BEGIN Given records
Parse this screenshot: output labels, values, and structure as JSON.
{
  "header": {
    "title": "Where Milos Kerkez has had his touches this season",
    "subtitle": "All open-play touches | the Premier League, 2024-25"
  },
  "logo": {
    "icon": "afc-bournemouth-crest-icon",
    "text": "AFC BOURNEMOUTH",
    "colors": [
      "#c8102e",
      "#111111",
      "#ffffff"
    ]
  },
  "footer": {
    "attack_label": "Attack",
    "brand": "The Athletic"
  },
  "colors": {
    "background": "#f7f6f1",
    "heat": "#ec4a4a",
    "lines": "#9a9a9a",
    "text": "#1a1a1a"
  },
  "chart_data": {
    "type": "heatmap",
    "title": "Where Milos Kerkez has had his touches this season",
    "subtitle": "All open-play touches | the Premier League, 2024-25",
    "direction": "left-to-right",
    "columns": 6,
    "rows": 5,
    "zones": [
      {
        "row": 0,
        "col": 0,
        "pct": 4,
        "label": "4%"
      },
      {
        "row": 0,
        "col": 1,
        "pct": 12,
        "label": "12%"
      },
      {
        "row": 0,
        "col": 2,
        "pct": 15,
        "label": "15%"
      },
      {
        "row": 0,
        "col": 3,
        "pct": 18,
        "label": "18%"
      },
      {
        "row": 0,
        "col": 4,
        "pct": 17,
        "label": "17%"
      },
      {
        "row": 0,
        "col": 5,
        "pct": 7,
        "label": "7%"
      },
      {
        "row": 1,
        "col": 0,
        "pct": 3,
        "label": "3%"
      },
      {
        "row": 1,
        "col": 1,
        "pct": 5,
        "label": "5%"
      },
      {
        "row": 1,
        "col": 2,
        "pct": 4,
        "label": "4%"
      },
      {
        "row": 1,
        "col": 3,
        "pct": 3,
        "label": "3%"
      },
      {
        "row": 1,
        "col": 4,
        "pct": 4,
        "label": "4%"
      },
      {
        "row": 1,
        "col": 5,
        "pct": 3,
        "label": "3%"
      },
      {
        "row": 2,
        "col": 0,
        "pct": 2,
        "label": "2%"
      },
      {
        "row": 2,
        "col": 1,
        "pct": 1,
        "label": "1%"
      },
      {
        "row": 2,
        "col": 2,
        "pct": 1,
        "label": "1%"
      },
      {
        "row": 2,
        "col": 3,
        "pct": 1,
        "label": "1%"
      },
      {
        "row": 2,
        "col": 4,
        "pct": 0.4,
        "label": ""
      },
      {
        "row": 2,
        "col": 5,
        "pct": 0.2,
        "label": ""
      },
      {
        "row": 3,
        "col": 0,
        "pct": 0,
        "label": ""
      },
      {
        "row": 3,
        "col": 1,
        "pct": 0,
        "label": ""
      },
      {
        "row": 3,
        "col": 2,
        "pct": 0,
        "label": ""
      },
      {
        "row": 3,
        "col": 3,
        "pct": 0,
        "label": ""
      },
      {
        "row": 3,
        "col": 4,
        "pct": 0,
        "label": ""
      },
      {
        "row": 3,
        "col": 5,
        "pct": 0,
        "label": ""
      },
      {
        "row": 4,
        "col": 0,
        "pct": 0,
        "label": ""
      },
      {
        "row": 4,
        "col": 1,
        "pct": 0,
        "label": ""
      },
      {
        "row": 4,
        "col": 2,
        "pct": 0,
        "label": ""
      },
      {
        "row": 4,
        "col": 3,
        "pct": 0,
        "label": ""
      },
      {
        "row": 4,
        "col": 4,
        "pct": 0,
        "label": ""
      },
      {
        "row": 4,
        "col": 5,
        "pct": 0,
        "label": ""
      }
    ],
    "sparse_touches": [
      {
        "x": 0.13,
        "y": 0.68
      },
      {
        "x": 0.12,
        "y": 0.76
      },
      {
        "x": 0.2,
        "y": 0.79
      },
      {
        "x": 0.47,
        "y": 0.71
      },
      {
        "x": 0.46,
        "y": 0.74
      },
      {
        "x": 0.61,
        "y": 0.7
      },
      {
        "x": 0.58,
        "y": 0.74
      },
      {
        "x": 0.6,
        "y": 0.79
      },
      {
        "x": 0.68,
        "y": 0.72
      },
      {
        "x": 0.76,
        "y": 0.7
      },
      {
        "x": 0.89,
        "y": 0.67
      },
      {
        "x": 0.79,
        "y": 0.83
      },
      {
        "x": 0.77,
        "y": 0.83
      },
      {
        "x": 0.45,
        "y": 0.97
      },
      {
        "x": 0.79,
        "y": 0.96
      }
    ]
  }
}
END Given records
From the material above, gather all lines that include the string "League" and copy them.

§ **Task response**
    "subtitle": "All open-play touches | the Premier League, 2024-25"
    "subtitle": "All open-play touches | the Premier League, 2024-25",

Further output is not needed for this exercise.